_What the exercise asks_
Copy the interview transcript from "So it’s a challenge, as" up to and including "you different directions.", changing every "chair" to "seat".

_Source text_
# # # #

So it’s a challenge, as you said, when you’re the boss and you have to make those decisions. Kind of like going from an assistant coach to a head coach. Right. It’s the same idea. Absolutely. As an assistant coach. Man, it’s easy to sit in that second chair and have lots of suggestions and think, Oh, I’d do it this way.
Or How come he or she’s not doing it that way? And then once you sit in that chair you realize, oh yeah, there’s, It’s not just that one clear cut definition, it’s, there’s a whole bunch of nuance that goes into making these decisions because there’s a whole lot of things that are tugging you different directions.
So I completely get it. Those are really good answers and I think as you continue to go through the process, you’re going to find that there’s always, always new things to learn. I know with the podcast, we’re always just trying to figure out, Hey, how can we do things? Just a little bit better, or how can we reach out to more people?
Or how do we get more sponsors on the show? Or how can we just improve the audio just a teeny bit or whatever it might be. There’s always something that you can do to tweak to, to try to make it better. And if you love what you do, that’s ultimately what you end up doing is trying to, Trying to figure it out.
[00:05:27] Tyler Coston: Yes. Well said.
[00:05:30] Mike Klinzing: All right, let’s go into shooting, which is why we’re here to talk tonight, and we’re going to kind of use the 10 shooting myths that you’ve come up with to guide our discussion on how we can improve shooting. And if you look at shooting over the past 15 years, for sure, the level of shot making and shooting has definitely, I think, improved.
When you look at whether it’s high school players, whether you look at college, whether you look at the NBA, the shooting across the board has gotten better, and yet there’s still, I think a lot of misconceptions about what makes somebody a good shooter and how do you make a player. A good shooter, whether you’re a coach and you’re trying to, Hey, how do I get my team to shoot the ball better?
Whether you’re an individual player saying, Hey, how do I improve my shot? There’s things that I think are still being taught that are out there that maybe are the things that we need to let go of. So I’m just going to kind of randomly kind of jump off on your 10 your 10 things here. You’re 10 shooting this, and just grab a couple that really, I think we should dive into a little bit deeper.
So one of them is freeze your finish. So talk a little bit about what that means to you and then why you think that it’s a shooting myth that you should freeze your finish.
[00:06:41] Tyler Coston: Perfect. And I do this intentionally, Mike, and I’m going to zoom out quick and then zoom back in. And I do this intentionally because I think we as coaches need to do this and have a principle based approach to what we teach, what we believe, and how we execute. So if I zoom out on the principle right here, the principle of all 10 shooting myths is this form doesn’t matter nearly as much as coaches think it does. We coaches equate in their mind, and you and I have both been around thousands upon thousands of coaches, coaches equate in their mind good shooting with good form.

# # # #

_Dataset content_

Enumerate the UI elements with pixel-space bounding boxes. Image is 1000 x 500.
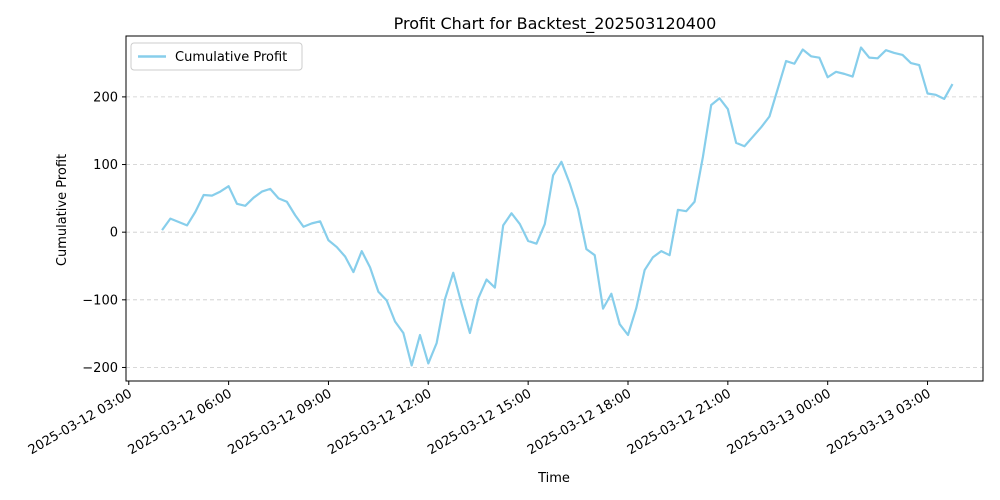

# # # #

_Response for this exercise_
So it’s a challenge, as you said, when you’re the boss and you have to make those decisions. Kind of like going from an assistant coach to a head coach. Right. It’s the same idea. Absolutely. As an assistant coach. Man, it’s easy to sit in that second seat and have lots of suggestions and think, Oh, I’d do it this way.
Or How come he or she’s not doing it that way? And then once you sit in that seat you realize, oh yeah, there’s, It’s not just that one clear cut definition, it’s, there’s a whole bunch of nuance that goes into making these decisions because there’s a whole lot of things that are tugging you different directions.